* START Exercise input *
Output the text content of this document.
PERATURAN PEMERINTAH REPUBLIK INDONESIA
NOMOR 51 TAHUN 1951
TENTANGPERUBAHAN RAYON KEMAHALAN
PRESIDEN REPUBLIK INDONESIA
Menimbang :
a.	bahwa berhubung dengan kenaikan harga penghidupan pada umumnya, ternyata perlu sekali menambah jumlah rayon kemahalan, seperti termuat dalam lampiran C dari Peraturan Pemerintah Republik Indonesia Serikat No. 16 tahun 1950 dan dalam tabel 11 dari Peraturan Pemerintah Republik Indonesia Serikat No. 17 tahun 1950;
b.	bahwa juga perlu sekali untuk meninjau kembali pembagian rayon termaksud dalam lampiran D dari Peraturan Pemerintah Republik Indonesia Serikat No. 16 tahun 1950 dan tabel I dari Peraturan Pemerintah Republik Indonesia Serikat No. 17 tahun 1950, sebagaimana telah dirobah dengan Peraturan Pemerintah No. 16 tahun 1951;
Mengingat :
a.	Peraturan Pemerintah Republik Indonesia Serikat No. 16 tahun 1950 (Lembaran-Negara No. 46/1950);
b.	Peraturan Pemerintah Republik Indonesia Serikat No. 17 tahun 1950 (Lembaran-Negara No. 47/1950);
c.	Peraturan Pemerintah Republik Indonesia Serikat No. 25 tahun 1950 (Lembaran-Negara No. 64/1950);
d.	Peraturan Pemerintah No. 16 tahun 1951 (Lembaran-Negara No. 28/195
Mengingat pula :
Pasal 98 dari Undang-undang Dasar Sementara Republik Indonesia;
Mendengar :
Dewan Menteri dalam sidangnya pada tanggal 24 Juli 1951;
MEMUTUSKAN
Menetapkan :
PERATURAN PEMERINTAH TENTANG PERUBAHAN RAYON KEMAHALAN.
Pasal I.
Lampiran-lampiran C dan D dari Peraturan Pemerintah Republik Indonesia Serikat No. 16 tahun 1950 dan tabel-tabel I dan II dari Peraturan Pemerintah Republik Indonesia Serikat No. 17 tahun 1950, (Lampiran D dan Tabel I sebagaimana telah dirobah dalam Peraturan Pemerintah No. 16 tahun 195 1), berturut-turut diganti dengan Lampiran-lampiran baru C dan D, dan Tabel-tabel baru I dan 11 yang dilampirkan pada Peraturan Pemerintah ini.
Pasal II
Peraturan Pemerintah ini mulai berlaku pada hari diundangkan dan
* END Exercise input *
* START Exercise input *
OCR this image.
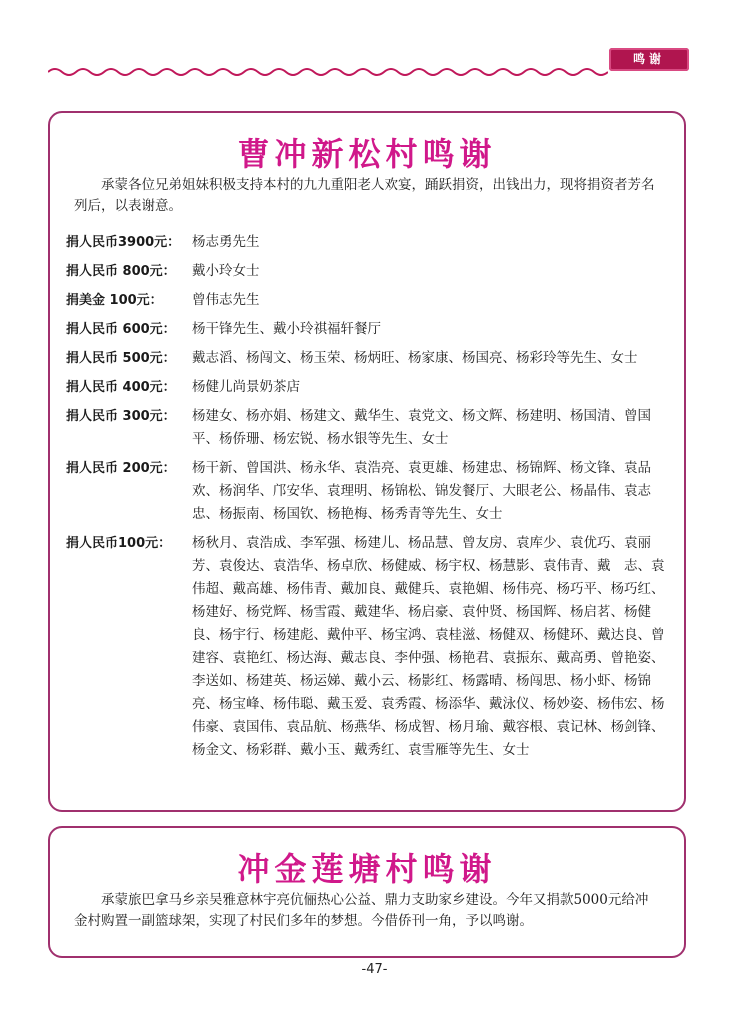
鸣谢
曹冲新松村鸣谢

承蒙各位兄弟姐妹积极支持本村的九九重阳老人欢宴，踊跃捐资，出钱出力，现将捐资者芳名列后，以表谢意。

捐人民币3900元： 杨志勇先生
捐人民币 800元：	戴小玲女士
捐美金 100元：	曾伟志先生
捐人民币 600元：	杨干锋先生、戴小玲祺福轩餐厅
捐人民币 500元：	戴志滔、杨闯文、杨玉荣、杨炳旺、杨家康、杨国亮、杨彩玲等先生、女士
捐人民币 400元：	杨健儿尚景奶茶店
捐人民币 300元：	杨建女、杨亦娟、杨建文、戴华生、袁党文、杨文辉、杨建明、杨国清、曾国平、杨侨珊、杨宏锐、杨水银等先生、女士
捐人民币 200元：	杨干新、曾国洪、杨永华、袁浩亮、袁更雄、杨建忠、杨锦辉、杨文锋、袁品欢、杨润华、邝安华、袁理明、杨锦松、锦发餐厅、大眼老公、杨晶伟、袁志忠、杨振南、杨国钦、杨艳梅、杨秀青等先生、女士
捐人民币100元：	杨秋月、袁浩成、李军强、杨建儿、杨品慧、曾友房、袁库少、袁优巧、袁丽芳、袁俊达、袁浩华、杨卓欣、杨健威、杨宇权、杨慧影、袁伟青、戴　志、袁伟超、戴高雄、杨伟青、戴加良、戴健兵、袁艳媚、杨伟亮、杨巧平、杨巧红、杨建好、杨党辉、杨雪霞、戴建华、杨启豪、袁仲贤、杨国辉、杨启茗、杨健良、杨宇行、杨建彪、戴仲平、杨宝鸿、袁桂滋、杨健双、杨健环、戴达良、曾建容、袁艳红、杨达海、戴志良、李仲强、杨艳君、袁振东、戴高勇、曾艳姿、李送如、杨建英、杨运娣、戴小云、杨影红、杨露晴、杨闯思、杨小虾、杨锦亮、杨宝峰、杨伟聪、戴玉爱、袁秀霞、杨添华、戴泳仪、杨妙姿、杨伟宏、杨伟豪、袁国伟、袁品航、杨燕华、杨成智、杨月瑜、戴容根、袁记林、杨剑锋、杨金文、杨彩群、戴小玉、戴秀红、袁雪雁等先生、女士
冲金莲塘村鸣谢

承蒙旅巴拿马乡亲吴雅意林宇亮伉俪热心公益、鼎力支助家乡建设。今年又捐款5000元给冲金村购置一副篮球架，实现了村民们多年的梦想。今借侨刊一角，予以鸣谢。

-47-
* END Exercise input *
== Instruction ==
In the listing, find every line with the word "tabel" and state how many there are, nothing more.

== Task solution ==
3